— START DATA FOR THIS EXERCISE —

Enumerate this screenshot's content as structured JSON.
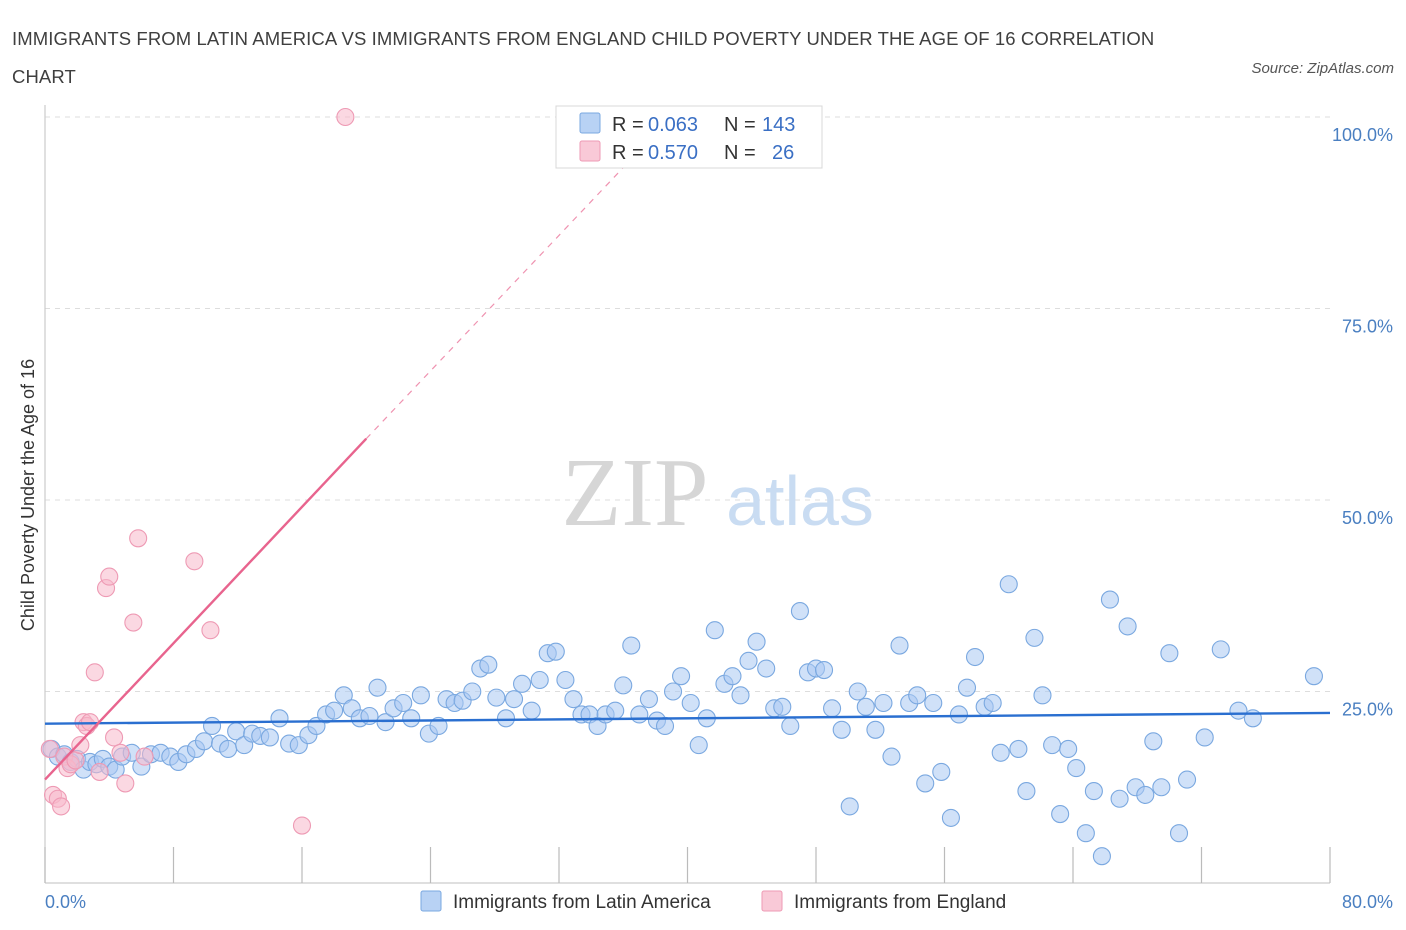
{
  "header": {
    "title": "IMMIGRANTS FROM LATIN AMERICA VS IMMIGRANTS FROM ENGLAND CHILD POVERTY UNDER THE AGE OF 16 CORRELATION CHART",
    "source": "Source: ZipAtlas.com"
  },
  "watermark": {
    "zip": "ZIP",
    "atlas": "atlas"
  },
  "colors": {
    "blue_fill": "#a9c8f2",
    "blue_stroke": "#7aa8e0",
    "blue_line": "#2a6fd0",
    "pink_fill": "#f7b8cb",
    "pink_stroke": "#ee9ab4",
    "pink_line": "#e8648e",
    "grid": "#dddddd",
    "tick_text": "#4a7fc1"
  },
  "legend": {
    "rows": [
      {
        "r_label": "R =",
        "r_value": "0.063",
        "n_label": "N =",
        "n_value": "143"
      },
      {
        "r_label": "R =",
        "r_value": "0.570",
        "n_label": "N =",
        "n_value": "26"
      }
    ]
  },
  "chart_data": {
    "type": "scatter",
    "ylabel": "Child Poverty Under the Age of 16",
    "xlim": [
      0,
      80
    ],
    "ylim": [
      0,
      100
    ],
    "x_tick_labels": [
      "0.0%",
      "80.0%"
    ],
    "y_ticks": [
      25,
      50,
      75,
      100
    ],
    "y_tick_labels": [
      "25.0%",
      "50.0%",
      "75.0%",
      "100.0%"
    ],
    "grid": true,
    "legend_position": "top-center",
    "series": [
      {
        "name": "Immigrants from Latin America",
        "color": "#a9c8f2",
        "R": 0.063,
        "N": 143,
        "trend": {
          "x": [
            0,
            80
          ],
          "y": [
            20.8,
            22.2
          ]
        },
        "points": [
          [
            0.4,
            17.5
          ],
          [
            0.8,
            16.5
          ],
          [
            1.2,
            16.8
          ],
          [
            1.6,
            15.8
          ],
          [
            2.0,
            16.2
          ],
          [
            2.4,
            14.8
          ],
          [
            2.8,
            15.8
          ],
          [
            3.2,
            15.5
          ],
          [
            3.6,
            16.2
          ],
          [
            4.0,
            15.2
          ],
          [
            4.4,
            14.8
          ],
          [
            4.8,
            16.5
          ],
          [
            5.4,
            17.0
          ],
          [
            6.0,
            15.2
          ],
          [
            6.6,
            16.8
          ],
          [
            7.2,
            17.0
          ],
          [
            7.8,
            16.5
          ],
          [
            8.3,
            15.8
          ],
          [
            8.8,
            16.8
          ],
          [
            9.4,
            17.5
          ],
          [
            9.9,
            18.5
          ],
          [
            10.4,
            20.5
          ],
          [
            10.9,
            18.2
          ],
          [
            11.4,
            17.5
          ],
          [
            11.9,
            19.8
          ],
          [
            12.4,
            18.0
          ],
          [
            12.9,
            19.5
          ],
          [
            13.4,
            19.2
          ],
          [
            14.0,
            19.0
          ],
          [
            14.6,
            21.5
          ],
          [
            15.2,
            18.2
          ],
          [
            15.8,
            18.0
          ],
          [
            16.4,
            19.3
          ],
          [
            16.9,
            20.5
          ],
          [
            17.5,
            22.0
          ],
          [
            18.0,
            22.5
          ],
          [
            18.6,
            24.5
          ],
          [
            19.1,
            22.8
          ],
          [
            19.6,
            21.5
          ],
          [
            20.2,
            21.8
          ],
          [
            20.7,
            25.5
          ],
          [
            21.2,
            21.0
          ],
          [
            21.7,
            22.8
          ],
          [
            22.3,
            23.5
          ],
          [
            22.8,
            21.5
          ],
          [
            23.4,
            24.5
          ],
          [
            23.9,
            19.5
          ],
          [
            24.5,
            20.5
          ],
          [
            25.0,
            24.0
          ],
          [
            25.5,
            23.5
          ],
          [
            26.0,
            23.8
          ],
          [
            26.6,
            25.0
          ],
          [
            27.1,
            28.0
          ],
          [
            27.6,
            28.5
          ],
          [
            28.1,
            24.2
          ],
          [
            28.7,
            21.5
          ],
          [
            29.2,
            24.0
          ],
          [
            29.7,
            26.0
          ],
          [
            30.3,
            22.5
          ],
          [
            30.8,
            26.5
          ],
          [
            31.3,
            30.0
          ],
          [
            31.8,
            30.2
          ],
          [
            32.4,
            26.5
          ],
          [
            32.9,
            24.0
          ],
          [
            33.4,
            22.0
          ],
          [
            33.9,
            22.0
          ],
          [
            34.4,
            20.5
          ],
          [
            34.9,
            22.0
          ],
          [
            35.5,
            22.5
          ],
          [
            36.0,
            25.8
          ],
          [
            36.5,
            31.0
          ],
          [
            37.0,
            22.0
          ],
          [
            37.6,
            24.0
          ],
          [
            38.1,
            21.2
          ],
          [
            38.6,
            20.5
          ],
          [
            39.1,
            25.0
          ],
          [
            39.6,
            27.0
          ],
          [
            40.2,
            23.5
          ],
          [
            40.7,
            18.0
          ],
          [
            41.2,
            21.5
          ],
          [
            41.7,
            33.0
          ],
          [
            42.3,
            26.0
          ],
          [
            42.8,
            27.0
          ],
          [
            43.3,
            24.5
          ],
          [
            43.8,
            29.0
          ],
          [
            44.3,
            31.5
          ],
          [
            44.9,
            28.0
          ],
          [
            45.4,
            22.8
          ],
          [
            45.9,
            23.0
          ],
          [
            46.4,
            20.5
          ],
          [
            47.0,
            35.5
          ],
          [
            47.5,
            27.5
          ],
          [
            48.0,
            28.0
          ],
          [
            48.5,
            27.8
          ],
          [
            49.0,
            22.8
          ],
          [
            49.6,
            20.0
          ],
          [
            50.1,
            10.0
          ],
          [
            50.6,
            25.0
          ],
          [
            51.1,
            23.0
          ],
          [
            51.7,
            20.0
          ],
          [
            52.2,
            23.5
          ],
          [
            52.7,
            16.5
          ],
          [
            53.2,
            31.0
          ],
          [
            53.8,
            23.5
          ],
          [
            54.3,
            24.5
          ],
          [
            54.8,
            13.0
          ],
          [
            55.3,
            23.5
          ],
          [
            55.8,
            14.5
          ],
          [
            56.4,
            8.5
          ],
          [
            56.9,
            22.0
          ],
          [
            57.4,
            25.5
          ],
          [
            57.9,
            29.5
          ],
          [
            58.5,
            23.0
          ],
          [
            59.0,
            23.5
          ],
          [
            59.5,
            17.0
          ],
          [
            60.0,
            39.0
          ],
          [
            60.6,
            17.5
          ],
          [
            61.1,
            12.0
          ],
          [
            61.6,
            32.0
          ],
          [
            62.1,
            24.5
          ],
          [
            62.7,
            18.0
          ],
          [
            63.2,
            9.0
          ],
          [
            63.7,
            17.5
          ],
          [
            64.2,
            15.0
          ],
          [
            64.8,
            6.5
          ],
          [
            65.3,
            12.0
          ],
          [
            65.8,
            3.5
          ],
          [
            66.3,
            37.0
          ],
          [
            66.9,
            11.0
          ],
          [
            67.4,
            33.5
          ],
          [
            67.9,
            12.5
          ],
          [
            68.5,
            11.5
          ],
          [
            69.0,
            18.5
          ],
          [
            69.5,
            12.5
          ],
          [
            70.0,
            30.0
          ],
          [
            70.6,
            6.5
          ],
          [
            71.1,
            13.5
          ],
          [
            72.2,
            19.0
          ],
          [
            73.2,
            30.5
          ],
          [
            74.3,
            22.5
          ],
          [
            75.2,
            21.5
          ],
          [
            79.0,
            27.0
          ]
        ]
      },
      {
        "name": "Immigrants from England",
        "color": "#f7b8cb",
        "R": 0.57,
        "N": 26,
        "trend": {
          "x": [
            0,
            20
          ],
          "y": [
            13.5,
            58.0
          ],
          "extended": {
            "x": [
              20,
              36.5
            ],
            "y": [
              58.0,
              94.5
            ]
          }
        },
        "points": [
          [
            0.3,
            17.5
          ],
          [
            0.5,
            11.5
          ],
          [
            0.8,
            11.0
          ],
          [
            1.0,
            10.0
          ],
          [
            1.2,
            16.5
          ],
          [
            1.4,
            15.0
          ],
          [
            1.6,
            15.5
          ],
          [
            1.9,
            16.0
          ],
          [
            2.2,
            18.0
          ],
          [
            2.4,
            21.0
          ],
          [
            2.6,
            20.5
          ],
          [
            2.8,
            21.0
          ],
          [
            3.1,
            27.5
          ],
          [
            3.4,
            14.5
          ],
          [
            3.8,
            38.5
          ],
          [
            4.0,
            40.0
          ],
          [
            4.3,
            19.0
          ],
          [
            4.7,
            17.0
          ],
          [
            5.0,
            13.0
          ],
          [
            5.5,
            34.0
          ],
          [
            5.8,
            45.0
          ],
          [
            6.2,
            16.5
          ],
          [
            9.3,
            42.0
          ],
          [
            10.3,
            33.0
          ],
          [
            16.0,
            7.5
          ],
          [
            18.7,
            100.0
          ]
        ]
      }
    ]
  },
  "bottom_legend": {
    "items": [
      {
        "label": "Immigrants from Latin America"
      },
      {
        "label": "Immigrants from England"
      }
    ]
  }
}
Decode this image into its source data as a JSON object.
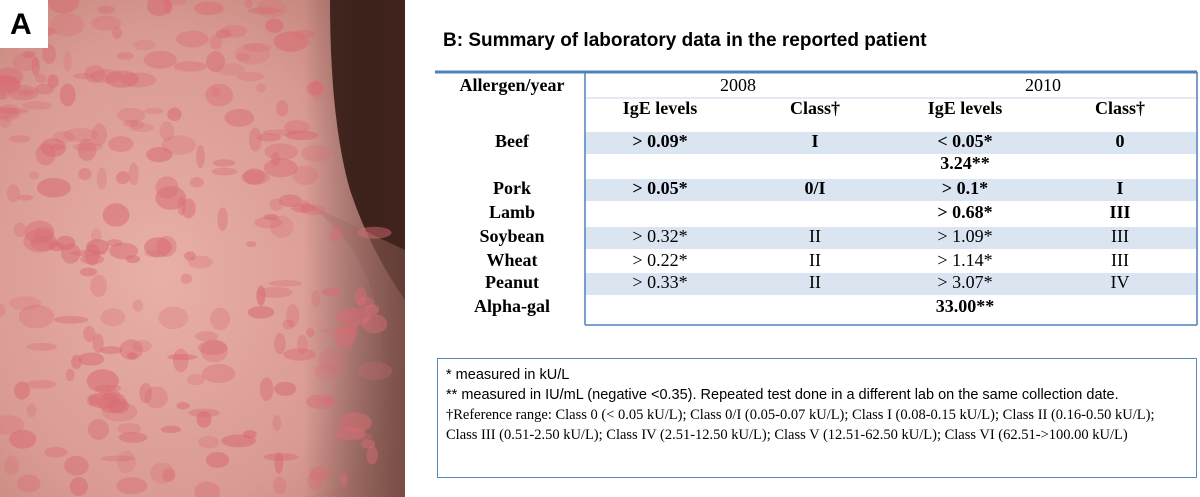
{
  "panel_a": {
    "label": "A"
  },
  "panel_b": {
    "title": "B: Summary of laboratory data in the reported patient",
    "table": {
      "header": [
        "Allergen/year",
        "2008",
        "2010"
      ],
      "subheader": [
        "IgE levels",
        "Class†",
        "IgE levels",
        "Class†"
      ],
      "rows": [
        [
          "Beef",
          "> 0.09*",
          "I",
          "< 0.05*",
          "0"
        ],
        [
          null,
          null,
          null,
          "3.24**",
          null
        ],
        [
          "Pork",
          "> 0.05*",
          "0/I",
          "> 0.1*",
          "I"
        ],
        [
          "Lamb",
          null,
          null,
          "> 0.68*",
          "III"
        ],
        [
          "Soybean",
          "> 0.32*",
          "II",
          "> 1.09*",
          "III"
        ],
        [
          "Wheat",
          "> 0.22*",
          "II",
          "> 1.14*",
          "III"
        ],
        [
          "Peanut",
          "> 0.33*",
          "II",
          "> 3.07*",
          "IV"
        ],
        [
          "Alpha-gal",
          null,
          null,
          "33.00**",
          null
        ]
      ]
    },
    "notes": [
      "* measured in kU/L",
      "** measured in IU/mL (negative <0.35). Repeated test done in a different lab on the same collection date.",
      "†Reference range: Class 0 (< 0.05 kU/L); Class 0/I (0.05-0.07 kU/L); Class I (0.08-0.15 kU/L); Class II (0.16-0.50 kU/L); Class III (0.51-2.50 kU/L); Class IV (2.51-12.50 kU/L); Class V (12.51-62.50 kU/L); Class VI (62.51->100.00 kU/L)"
    ]
  }
}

— END DATA FOR THIS EXERCISE —

Pick out lines containing the word "measured", each one as written.

      "* measured in kU/L",
      "** measured in IU/mL (negative <0.35). Repeated test done in a different lab on the same collection date.",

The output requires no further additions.